Stated goal »
Every record should be copied exactly, except that pictures are to be omitted.

:: Task material

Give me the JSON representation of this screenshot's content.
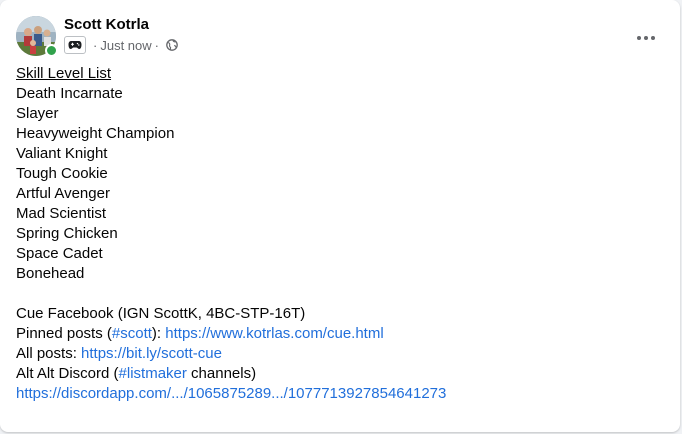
{
  "post": {
    "author": "Scott Kotrla",
    "timestamp": "Just now",
    "meta_separator": "·",
    "audience_icon": "globe-icon",
    "badge_icon": "game-controller-icon",
    "more_icon": "more-options-icon",
    "online_color": "#31a24c",
    "link_color": "#216fdb"
  },
  "body": {
    "list_title": "Skill Level List",
    "skill_levels": [
      "Death Incarnate",
      "Slayer",
      "Heavyweight Champion",
      "Valiant Knight",
      "Tough Cookie",
      "Artful Avenger",
      "Mad Scientist",
      "Spring Chicken",
      "Space Cadet",
      "Bonehead"
    ],
    "cue_line": "Cue Facebook (IGN ScottK, 4BC-STP-16T)",
    "pinned": {
      "prefix": "Pinned posts (",
      "hashtag": "#scott",
      "middle": "): ",
      "url": "https://www.kotrlas.com/cue.html"
    },
    "all_posts": {
      "prefix": "All posts: ",
      "url": "https://bit.ly/scott-cue"
    },
    "discord": {
      "prefix": "Alt Alt Discord (",
      "hashtag": "#listmaker",
      "suffix": " channels)",
      "url": "https://discordapp.com/.../1065875289.../1077713927854641273"
    }
  }
}
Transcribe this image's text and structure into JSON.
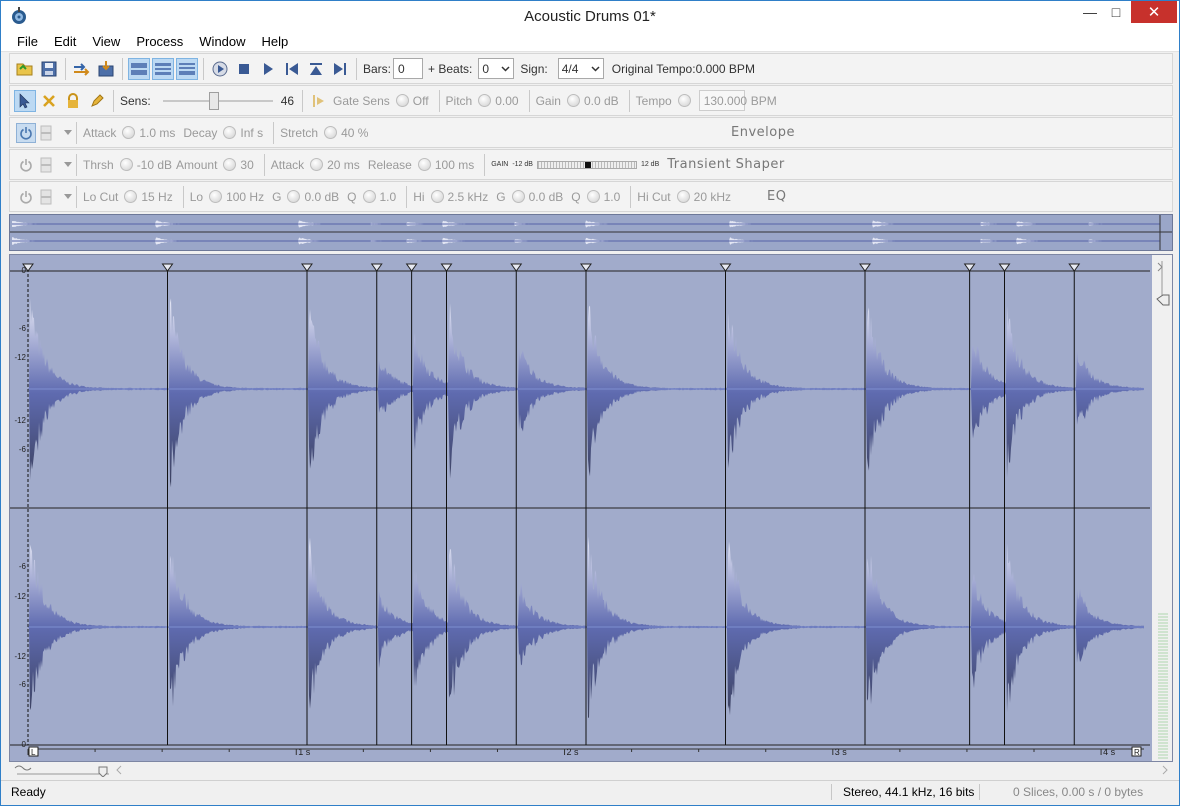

::::

Finished answer »
Give me the JSON representation of this screenshot's content.
{
  "post": {
    "author": "Scott Kotrla",
    "timestamp": "Just now",
    "meta_separator": "·",
    "audience_icon": "globe-icon",
    "badge_icon": "game-controller-icon",
    "more_icon": "more-options-icon",
    "online_color": "#31a24c",
    "link_color": "#216fdb"
  },
  "body": {
    "list_title": "Skill Level List",
    "skill_levels": [
      "Death Incarnate",
      "Slayer",
      "Heavyweight Champion",
      "Valiant Knight",
      "Tough Cookie",
      "Artful Avenger",
      "Mad Scientist",
      "Spring Chicken",
      "Space Cadet",
      "Bonehead"
    ],
    "cue_line": "Cue Facebook (IGN ScottK, 4BC-STP-16T)",
    "pinned": {
      "prefix": "Pinned posts (",
      "hashtag": "#scott",
      "middle": "): ",
      "url": "https://www.kotrlas.com/cue.html"
    },
    "all_posts": {
      "prefix": "All posts: ",
      "url": "https://bit.ly/scott-cue"
    },
    "discord": {
      "prefix": "Alt Alt Discord (",
      "hashtag": "#listmaker",
      "suffix": " channels)",
      "url": "https://discordapp.com/.../1065875289.../1077713927854641273"
    }
  }
}
Transcribe this image's text and structure into JSON.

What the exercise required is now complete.